### Records provided

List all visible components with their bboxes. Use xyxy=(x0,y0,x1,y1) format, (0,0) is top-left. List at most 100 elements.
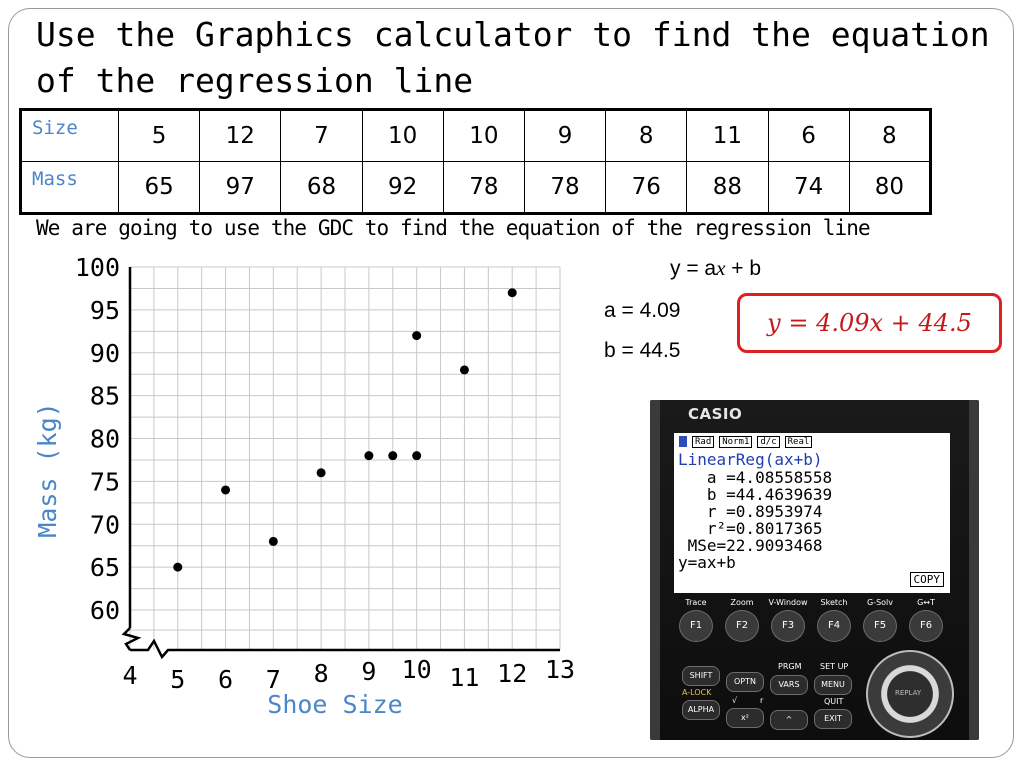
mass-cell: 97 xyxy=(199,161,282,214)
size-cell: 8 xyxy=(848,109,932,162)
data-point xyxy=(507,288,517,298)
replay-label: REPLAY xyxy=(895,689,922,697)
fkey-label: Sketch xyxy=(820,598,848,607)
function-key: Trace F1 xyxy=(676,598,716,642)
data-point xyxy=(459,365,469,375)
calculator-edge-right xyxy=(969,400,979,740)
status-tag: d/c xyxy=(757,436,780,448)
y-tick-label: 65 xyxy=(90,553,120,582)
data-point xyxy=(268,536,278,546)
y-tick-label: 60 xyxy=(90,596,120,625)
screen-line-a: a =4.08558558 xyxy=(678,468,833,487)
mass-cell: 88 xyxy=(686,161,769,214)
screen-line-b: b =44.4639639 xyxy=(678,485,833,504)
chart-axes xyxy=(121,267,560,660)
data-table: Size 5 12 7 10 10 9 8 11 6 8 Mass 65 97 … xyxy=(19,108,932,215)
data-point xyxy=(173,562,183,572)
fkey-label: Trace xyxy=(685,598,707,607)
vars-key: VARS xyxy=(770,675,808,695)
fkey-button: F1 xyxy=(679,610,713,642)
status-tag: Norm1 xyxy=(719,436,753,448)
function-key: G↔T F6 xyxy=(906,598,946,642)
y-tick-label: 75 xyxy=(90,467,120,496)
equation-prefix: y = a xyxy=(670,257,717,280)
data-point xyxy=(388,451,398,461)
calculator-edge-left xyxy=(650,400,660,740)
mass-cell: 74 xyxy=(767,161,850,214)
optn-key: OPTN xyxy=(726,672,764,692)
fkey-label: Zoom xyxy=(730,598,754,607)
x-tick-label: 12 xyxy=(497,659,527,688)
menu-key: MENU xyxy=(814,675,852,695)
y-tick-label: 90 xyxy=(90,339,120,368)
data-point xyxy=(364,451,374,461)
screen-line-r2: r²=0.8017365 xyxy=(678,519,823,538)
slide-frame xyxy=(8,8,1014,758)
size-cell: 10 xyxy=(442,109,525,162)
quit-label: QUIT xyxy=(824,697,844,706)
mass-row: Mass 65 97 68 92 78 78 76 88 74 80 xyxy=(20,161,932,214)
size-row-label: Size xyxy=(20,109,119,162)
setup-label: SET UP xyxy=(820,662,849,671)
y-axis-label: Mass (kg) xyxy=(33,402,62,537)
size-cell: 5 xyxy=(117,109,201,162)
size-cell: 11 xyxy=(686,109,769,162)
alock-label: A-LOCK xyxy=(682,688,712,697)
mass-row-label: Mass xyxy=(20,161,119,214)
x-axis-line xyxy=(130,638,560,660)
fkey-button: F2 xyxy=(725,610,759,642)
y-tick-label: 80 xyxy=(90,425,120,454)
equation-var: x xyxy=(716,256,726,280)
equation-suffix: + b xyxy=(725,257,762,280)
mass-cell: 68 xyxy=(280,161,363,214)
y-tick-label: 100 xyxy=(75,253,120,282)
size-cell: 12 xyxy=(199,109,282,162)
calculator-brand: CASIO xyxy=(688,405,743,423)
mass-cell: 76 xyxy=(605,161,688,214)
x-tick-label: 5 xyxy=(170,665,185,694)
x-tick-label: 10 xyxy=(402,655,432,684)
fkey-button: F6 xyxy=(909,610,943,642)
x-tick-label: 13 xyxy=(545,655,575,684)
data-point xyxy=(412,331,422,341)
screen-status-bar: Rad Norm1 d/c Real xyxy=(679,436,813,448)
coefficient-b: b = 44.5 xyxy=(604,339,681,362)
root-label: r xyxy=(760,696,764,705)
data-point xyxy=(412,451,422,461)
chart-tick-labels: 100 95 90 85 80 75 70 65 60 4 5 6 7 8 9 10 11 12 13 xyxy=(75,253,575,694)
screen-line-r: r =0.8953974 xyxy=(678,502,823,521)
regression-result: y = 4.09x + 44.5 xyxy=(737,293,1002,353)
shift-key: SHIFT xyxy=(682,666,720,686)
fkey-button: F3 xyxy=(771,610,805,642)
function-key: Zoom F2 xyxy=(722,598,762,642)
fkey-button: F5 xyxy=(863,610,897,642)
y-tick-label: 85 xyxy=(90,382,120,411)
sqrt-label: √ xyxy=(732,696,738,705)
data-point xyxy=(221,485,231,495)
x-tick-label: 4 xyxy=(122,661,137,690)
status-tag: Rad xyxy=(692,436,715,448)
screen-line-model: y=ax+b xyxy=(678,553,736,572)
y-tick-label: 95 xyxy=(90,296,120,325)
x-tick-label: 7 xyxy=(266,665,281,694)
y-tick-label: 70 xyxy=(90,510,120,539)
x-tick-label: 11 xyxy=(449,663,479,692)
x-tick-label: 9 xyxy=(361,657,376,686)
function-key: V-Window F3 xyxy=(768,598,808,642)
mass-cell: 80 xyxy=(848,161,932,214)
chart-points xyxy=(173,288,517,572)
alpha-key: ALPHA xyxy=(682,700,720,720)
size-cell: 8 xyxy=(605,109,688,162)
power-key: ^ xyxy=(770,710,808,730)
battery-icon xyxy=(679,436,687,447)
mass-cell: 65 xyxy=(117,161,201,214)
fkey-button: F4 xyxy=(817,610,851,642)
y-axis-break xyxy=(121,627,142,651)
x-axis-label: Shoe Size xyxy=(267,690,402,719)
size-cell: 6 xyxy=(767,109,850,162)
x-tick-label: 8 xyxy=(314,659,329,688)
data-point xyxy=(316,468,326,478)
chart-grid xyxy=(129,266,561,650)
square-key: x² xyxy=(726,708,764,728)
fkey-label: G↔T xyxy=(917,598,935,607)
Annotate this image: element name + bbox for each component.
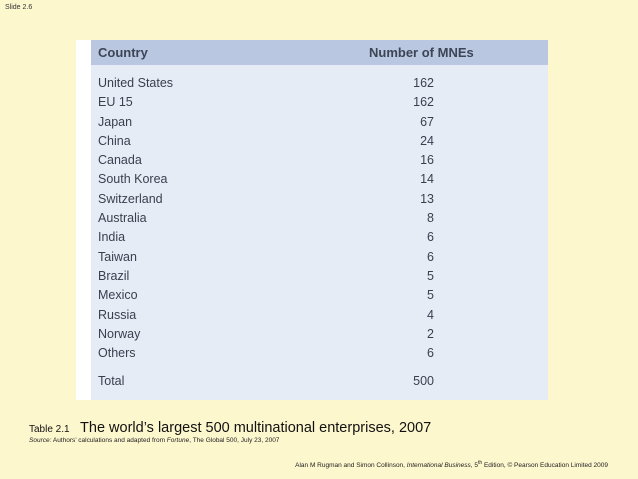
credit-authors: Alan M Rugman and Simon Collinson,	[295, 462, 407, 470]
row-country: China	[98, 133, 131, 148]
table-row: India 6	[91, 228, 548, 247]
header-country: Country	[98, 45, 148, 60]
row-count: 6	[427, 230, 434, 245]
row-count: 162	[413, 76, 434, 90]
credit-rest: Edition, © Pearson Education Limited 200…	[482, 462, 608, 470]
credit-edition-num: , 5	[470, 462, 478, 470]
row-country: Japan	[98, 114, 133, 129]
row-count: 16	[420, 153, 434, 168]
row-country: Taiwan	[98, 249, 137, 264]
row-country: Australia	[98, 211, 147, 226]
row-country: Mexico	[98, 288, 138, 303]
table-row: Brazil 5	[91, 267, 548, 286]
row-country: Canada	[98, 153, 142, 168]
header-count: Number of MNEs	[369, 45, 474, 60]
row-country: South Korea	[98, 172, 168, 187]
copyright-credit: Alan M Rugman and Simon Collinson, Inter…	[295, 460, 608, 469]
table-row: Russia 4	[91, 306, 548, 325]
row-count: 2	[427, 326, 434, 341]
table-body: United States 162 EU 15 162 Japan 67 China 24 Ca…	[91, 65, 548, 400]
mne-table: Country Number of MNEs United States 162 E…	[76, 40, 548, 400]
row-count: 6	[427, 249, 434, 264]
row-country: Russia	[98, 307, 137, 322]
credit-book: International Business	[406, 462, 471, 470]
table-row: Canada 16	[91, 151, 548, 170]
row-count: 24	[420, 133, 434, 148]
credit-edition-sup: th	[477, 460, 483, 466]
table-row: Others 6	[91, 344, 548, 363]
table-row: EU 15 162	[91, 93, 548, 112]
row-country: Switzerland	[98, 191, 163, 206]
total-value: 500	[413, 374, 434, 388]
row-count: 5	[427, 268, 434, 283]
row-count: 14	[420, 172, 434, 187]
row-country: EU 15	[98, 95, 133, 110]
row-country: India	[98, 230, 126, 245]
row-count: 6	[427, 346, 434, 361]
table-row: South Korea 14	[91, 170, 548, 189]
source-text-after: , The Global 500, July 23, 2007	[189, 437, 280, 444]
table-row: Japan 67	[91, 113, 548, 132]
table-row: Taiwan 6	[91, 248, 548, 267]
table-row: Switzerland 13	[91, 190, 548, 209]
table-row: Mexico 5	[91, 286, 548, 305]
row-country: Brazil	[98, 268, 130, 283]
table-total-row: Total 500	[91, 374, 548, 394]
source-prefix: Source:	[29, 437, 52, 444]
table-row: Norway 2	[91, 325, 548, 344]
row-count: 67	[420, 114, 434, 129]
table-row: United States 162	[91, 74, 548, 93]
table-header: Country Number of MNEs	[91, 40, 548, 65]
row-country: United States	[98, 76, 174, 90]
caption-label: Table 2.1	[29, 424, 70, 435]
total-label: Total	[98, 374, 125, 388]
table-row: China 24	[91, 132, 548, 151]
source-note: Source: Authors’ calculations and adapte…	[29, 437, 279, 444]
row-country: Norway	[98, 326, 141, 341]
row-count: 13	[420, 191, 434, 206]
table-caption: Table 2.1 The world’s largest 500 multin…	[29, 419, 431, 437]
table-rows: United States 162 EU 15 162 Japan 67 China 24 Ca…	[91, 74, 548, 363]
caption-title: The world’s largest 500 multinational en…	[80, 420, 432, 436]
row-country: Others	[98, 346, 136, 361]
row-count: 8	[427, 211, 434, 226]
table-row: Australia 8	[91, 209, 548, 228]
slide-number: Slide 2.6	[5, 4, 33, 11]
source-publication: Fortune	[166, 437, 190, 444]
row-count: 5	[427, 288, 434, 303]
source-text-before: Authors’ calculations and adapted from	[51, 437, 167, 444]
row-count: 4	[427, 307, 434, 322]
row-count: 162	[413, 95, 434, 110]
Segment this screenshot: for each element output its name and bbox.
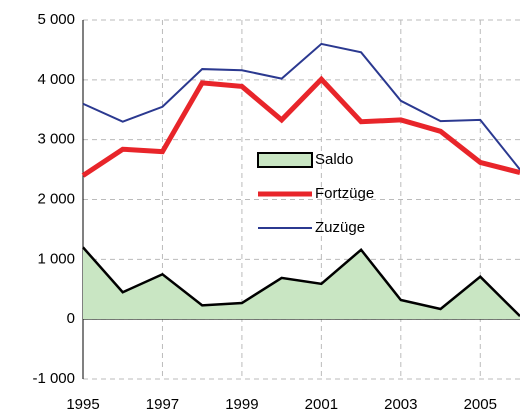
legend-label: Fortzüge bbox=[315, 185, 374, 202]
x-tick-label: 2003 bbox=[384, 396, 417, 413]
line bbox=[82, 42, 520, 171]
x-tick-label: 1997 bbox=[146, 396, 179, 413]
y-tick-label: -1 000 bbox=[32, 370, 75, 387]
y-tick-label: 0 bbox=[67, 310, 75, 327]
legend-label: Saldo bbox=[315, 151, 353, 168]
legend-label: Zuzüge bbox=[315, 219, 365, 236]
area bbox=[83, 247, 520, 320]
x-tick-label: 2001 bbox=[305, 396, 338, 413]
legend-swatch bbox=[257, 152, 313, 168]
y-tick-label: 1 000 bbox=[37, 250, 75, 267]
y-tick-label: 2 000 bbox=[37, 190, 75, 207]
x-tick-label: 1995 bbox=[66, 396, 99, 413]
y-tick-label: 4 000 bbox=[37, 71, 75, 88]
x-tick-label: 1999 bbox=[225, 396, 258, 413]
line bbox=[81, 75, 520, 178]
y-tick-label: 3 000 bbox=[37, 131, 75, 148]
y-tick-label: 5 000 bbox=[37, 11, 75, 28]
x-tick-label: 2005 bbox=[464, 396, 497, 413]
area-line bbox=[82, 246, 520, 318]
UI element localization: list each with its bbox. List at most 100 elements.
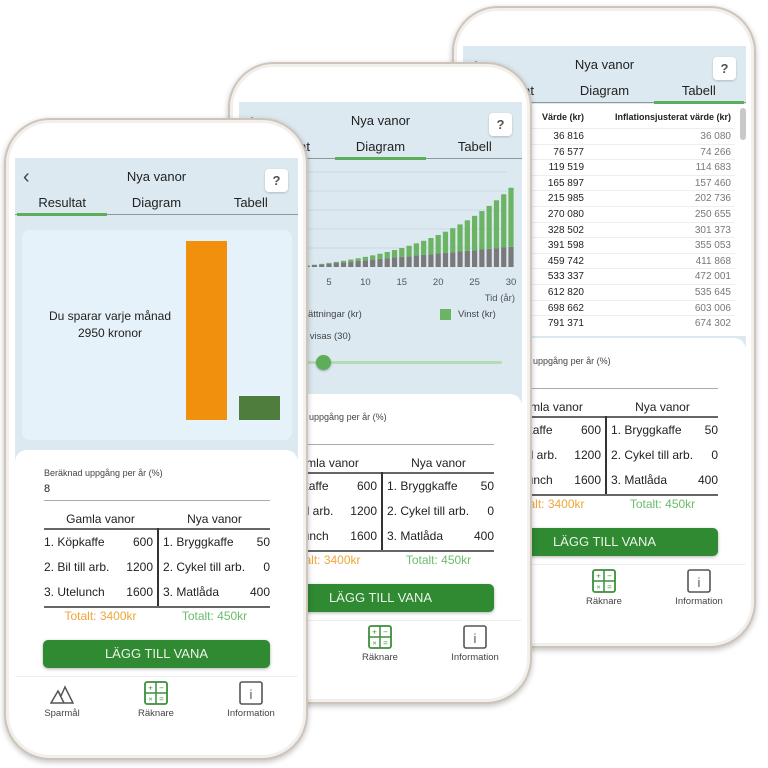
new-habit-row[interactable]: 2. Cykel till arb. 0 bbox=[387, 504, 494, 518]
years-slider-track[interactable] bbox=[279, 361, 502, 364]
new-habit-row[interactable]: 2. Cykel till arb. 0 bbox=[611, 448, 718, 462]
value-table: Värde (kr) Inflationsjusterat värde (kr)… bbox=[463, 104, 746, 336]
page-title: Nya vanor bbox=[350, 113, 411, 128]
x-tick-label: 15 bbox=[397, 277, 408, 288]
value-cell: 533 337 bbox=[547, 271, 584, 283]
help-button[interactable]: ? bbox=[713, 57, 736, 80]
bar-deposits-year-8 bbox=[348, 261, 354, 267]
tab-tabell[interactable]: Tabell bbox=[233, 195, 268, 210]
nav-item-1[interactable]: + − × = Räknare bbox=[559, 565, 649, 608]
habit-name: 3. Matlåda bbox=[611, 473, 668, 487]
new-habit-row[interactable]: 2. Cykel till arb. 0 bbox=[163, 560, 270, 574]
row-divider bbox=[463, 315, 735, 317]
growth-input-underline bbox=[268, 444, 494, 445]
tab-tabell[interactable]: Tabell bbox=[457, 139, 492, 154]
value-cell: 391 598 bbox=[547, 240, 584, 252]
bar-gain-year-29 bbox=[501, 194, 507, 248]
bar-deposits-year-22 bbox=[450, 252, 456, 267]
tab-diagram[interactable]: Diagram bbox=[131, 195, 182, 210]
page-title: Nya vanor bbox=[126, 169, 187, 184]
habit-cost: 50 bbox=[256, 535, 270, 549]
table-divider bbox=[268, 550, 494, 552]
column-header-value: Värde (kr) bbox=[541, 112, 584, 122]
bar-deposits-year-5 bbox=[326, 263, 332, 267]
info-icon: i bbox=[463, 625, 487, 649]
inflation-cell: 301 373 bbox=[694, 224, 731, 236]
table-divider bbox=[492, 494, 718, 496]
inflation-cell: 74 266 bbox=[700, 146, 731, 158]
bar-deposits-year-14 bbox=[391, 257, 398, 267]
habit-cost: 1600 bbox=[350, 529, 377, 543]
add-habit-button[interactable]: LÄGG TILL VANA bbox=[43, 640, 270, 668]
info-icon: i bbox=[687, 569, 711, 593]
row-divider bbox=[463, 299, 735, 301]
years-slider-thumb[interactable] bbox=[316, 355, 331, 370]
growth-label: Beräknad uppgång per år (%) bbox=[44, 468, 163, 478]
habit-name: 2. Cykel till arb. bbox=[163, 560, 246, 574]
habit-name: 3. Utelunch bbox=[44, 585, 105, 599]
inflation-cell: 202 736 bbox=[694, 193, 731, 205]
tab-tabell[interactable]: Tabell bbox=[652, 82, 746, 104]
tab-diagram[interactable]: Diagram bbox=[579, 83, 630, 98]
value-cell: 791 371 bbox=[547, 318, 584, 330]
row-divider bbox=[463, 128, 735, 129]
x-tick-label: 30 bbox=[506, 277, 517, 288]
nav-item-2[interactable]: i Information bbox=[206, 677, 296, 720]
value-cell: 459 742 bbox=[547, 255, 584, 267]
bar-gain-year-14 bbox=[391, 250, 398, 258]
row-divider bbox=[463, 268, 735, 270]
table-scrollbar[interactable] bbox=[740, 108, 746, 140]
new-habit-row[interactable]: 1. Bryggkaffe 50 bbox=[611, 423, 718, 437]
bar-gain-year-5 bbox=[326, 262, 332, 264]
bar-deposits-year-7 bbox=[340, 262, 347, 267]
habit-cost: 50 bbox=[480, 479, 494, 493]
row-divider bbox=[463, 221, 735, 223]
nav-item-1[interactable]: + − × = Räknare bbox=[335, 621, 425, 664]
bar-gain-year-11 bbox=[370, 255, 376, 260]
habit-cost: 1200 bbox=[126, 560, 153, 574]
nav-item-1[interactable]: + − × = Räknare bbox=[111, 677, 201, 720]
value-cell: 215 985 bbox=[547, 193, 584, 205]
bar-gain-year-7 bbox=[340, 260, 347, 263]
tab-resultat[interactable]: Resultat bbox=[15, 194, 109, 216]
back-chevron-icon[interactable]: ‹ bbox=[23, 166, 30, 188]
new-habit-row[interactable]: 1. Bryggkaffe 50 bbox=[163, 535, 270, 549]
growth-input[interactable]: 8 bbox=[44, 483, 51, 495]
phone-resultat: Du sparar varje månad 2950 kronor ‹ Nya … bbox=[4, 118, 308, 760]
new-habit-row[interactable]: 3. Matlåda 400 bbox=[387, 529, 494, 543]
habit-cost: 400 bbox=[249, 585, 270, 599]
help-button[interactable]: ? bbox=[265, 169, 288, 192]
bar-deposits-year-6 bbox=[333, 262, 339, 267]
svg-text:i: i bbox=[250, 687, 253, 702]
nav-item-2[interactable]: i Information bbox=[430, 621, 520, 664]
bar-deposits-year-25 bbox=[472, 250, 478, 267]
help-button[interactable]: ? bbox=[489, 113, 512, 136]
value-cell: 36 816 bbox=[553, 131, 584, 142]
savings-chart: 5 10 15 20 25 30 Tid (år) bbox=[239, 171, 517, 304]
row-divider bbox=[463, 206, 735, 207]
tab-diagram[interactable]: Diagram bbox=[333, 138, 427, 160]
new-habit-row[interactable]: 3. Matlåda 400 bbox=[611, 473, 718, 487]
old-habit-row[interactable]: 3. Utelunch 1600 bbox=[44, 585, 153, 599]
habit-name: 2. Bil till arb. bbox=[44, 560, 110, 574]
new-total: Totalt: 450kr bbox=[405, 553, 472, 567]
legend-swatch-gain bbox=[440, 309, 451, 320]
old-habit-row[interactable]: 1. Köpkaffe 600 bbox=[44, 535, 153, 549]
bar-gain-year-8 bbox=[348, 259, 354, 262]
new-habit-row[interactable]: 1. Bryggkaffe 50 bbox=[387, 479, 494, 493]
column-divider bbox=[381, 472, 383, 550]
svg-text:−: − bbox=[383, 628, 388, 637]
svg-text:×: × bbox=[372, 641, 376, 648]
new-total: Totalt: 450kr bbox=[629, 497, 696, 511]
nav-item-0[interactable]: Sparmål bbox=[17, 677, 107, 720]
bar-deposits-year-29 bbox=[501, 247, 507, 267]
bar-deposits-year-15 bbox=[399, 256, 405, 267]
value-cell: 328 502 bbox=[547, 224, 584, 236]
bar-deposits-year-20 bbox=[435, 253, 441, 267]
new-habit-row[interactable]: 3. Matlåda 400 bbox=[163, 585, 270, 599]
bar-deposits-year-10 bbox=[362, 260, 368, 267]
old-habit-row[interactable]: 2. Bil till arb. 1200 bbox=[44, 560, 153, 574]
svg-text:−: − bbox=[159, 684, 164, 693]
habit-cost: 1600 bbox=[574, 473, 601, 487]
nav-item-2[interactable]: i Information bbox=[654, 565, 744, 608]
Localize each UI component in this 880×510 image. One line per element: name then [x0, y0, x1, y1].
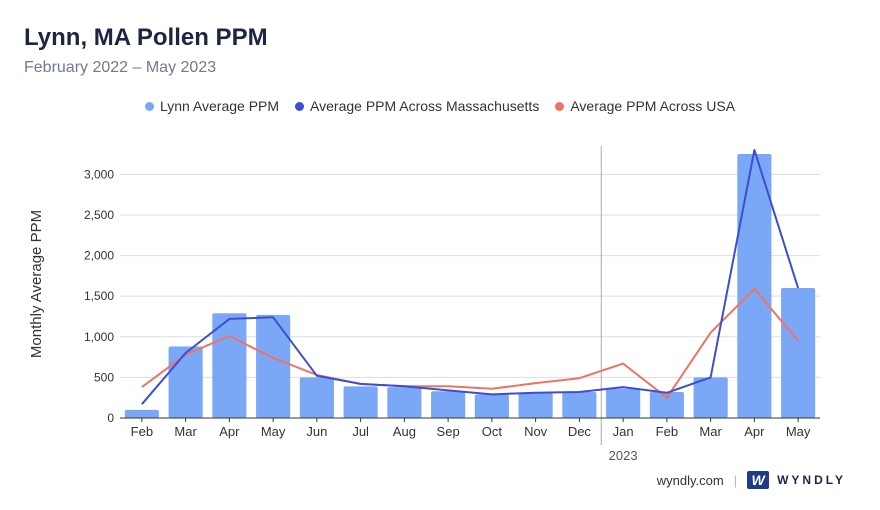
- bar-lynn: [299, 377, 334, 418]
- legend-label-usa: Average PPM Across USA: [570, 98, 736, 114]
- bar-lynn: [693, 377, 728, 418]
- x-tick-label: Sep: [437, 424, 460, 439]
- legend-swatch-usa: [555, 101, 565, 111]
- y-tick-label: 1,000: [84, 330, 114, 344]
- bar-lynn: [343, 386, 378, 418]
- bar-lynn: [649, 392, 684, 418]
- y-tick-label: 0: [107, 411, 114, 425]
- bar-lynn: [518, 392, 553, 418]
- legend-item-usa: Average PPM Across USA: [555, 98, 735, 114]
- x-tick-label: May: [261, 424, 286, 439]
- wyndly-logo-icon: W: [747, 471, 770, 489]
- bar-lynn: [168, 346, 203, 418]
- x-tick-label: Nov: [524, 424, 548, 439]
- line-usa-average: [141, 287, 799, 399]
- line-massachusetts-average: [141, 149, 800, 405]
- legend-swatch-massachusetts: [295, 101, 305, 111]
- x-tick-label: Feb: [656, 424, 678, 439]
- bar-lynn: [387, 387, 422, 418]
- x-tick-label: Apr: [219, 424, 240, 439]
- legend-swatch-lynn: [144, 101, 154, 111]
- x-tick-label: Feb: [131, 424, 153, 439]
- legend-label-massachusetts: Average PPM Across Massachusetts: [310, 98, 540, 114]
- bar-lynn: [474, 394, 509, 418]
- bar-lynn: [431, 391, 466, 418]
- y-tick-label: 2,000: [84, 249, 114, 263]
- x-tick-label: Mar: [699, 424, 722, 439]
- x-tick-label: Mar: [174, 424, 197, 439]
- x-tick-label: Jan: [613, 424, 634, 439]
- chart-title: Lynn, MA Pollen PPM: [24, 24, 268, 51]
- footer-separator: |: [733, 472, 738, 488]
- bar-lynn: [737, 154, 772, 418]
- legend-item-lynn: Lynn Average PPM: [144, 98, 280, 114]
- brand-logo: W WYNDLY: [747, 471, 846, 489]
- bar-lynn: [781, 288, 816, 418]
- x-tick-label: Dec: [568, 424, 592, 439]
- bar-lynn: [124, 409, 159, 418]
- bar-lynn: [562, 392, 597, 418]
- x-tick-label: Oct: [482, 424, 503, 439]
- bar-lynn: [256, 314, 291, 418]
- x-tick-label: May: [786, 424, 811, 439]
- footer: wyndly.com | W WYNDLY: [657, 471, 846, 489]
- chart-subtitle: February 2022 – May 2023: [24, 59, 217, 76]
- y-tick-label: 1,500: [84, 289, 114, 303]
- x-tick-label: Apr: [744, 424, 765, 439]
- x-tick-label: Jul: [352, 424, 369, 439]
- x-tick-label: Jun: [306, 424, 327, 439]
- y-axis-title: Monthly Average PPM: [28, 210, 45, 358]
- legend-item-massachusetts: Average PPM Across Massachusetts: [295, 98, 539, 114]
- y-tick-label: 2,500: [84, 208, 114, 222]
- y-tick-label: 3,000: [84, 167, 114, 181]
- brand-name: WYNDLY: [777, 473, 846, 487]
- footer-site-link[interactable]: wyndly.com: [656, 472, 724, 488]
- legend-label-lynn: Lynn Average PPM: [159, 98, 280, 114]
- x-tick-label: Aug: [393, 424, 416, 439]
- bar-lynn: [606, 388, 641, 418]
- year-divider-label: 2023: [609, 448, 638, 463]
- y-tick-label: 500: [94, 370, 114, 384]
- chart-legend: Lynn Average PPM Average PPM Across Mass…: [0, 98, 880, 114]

######

# Given problem
Reproduce verbatim the lines of the items that begin with the line containing "legend-label: Fortzüge bbox=[315, 185, 374, 202]" and end with the line containing "legend-label: Saldo bbox=[315, 151, 353, 168]", including both of those lines.

# Complete output
legend-label: Fortzüge bbox=[315, 185, 374, 202]
x-tick-label: 2003 bbox=[384, 396, 417, 413]
line bbox=[82, 42, 520, 171]
x-tick-label: 1997 bbox=[146, 396, 179, 413]
y-tick-label: -1 000 bbox=[32, 370, 75, 387]
y-tick-label: 0 bbox=[67, 310, 75, 327]
legend-label: Saldo bbox=[315, 151, 353, 168]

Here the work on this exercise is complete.